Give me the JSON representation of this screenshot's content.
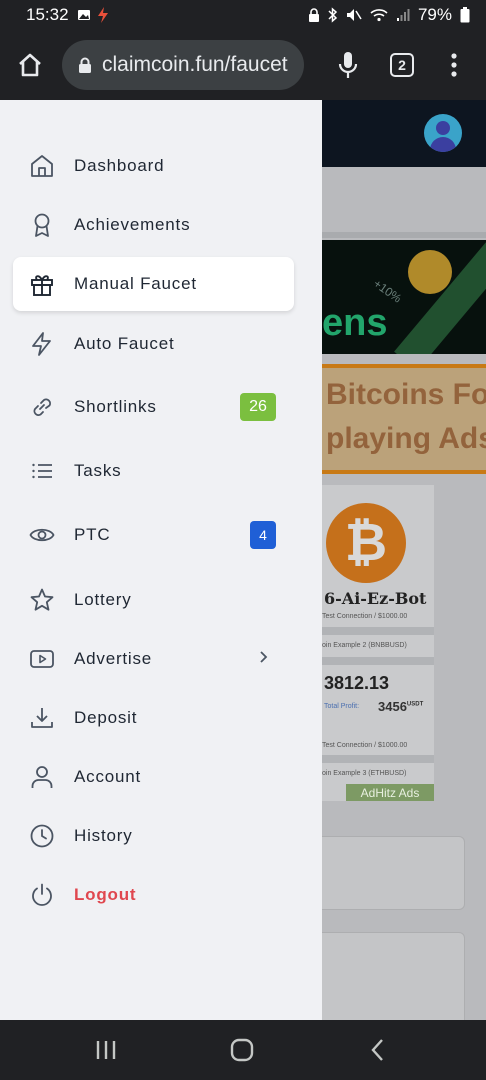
{
  "status_bar": {
    "time": "15:32",
    "battery": "79%"
  },
  "browser": {
    "url": "claimcoin.fun/faucet",
    "tab_count": "2"
  },
  "drawer": {
    "items": [
      {
        "label": "Dashboard",
        "icon": "home-icon"
      },
      {
        "label": "Achievements",
        "icon": "award-icon"
      },
      {
        "label": "Manual Faucet",
        "icon": "gift-icon",
        "active": true
      },
      {
        "label": "Auto Faucet",
        "icon": "bolt-icon"
      },
      {
        "label": "Shortlinks",
        "icon": "link-icon",
        "badge": "26"
      },
      {
        "label": "Tasks",
        "icon": "list-icon"
      },
      {
        "label": "PTC",
        "icon": "eye-icon",
        "badge": "4"
      },
      {
        "label": "Lottery",
        "icon": "star-icon"
      },
      {
        "label": "Advertise",
        "icon": "video-icon"
      },
      {
        "label": "Deposit",
        "icon": "download-icon"
      },
      {
        "label": "Account",
        "icon": "user-icon"
      },
      {
        "label": "History",
        "icon": "clock-icon"
      },
      {
        "label": "Logout",
        "icon": "power-icon"
      }
    ]
  },
  "site": {
    "banner_text": "ens",
    "banner_pct": "+10%",
    "promo_line1": "Bitcoins Fo",
    "promo_line2": "playing Ads",
    "bot_name": "6-Ai-Ez-Bot",
    "test_conn_1": "Test Connection / $1000.00",
    "coin_example_2": "oin Example 2 (BNBBUSD)",
    "price": "3812.13",
    "total_profit_label": "Total Profit:",
    "total_profit_value": "3456",
    "total_profit_unit": "USDT",
    "test_conn_2": "Test Connection / $1000.00",
    "coin_example_3": "oin Example 3 (ETHBUSD)",
    "ad_network": "AdHitz Ads"
  },
  "colors": {
    "accent_green": "#7bbf3f",
    "accent_blue": "#1f5fd6",
    "logout_red": "#e0474f"
  }
}
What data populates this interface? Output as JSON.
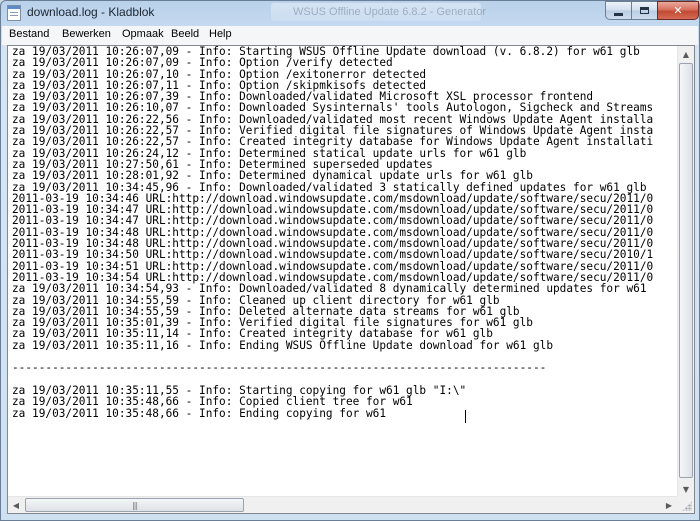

----

STATED GOAL> Which lines above contain "Example"? Show each of them.

ANSWER FOR THE TASK>
    "coin_example_2": "oin Example 2 (BNBBUSD)",
    "coin_example_3": "oin Example 3 (ETHBUSD)",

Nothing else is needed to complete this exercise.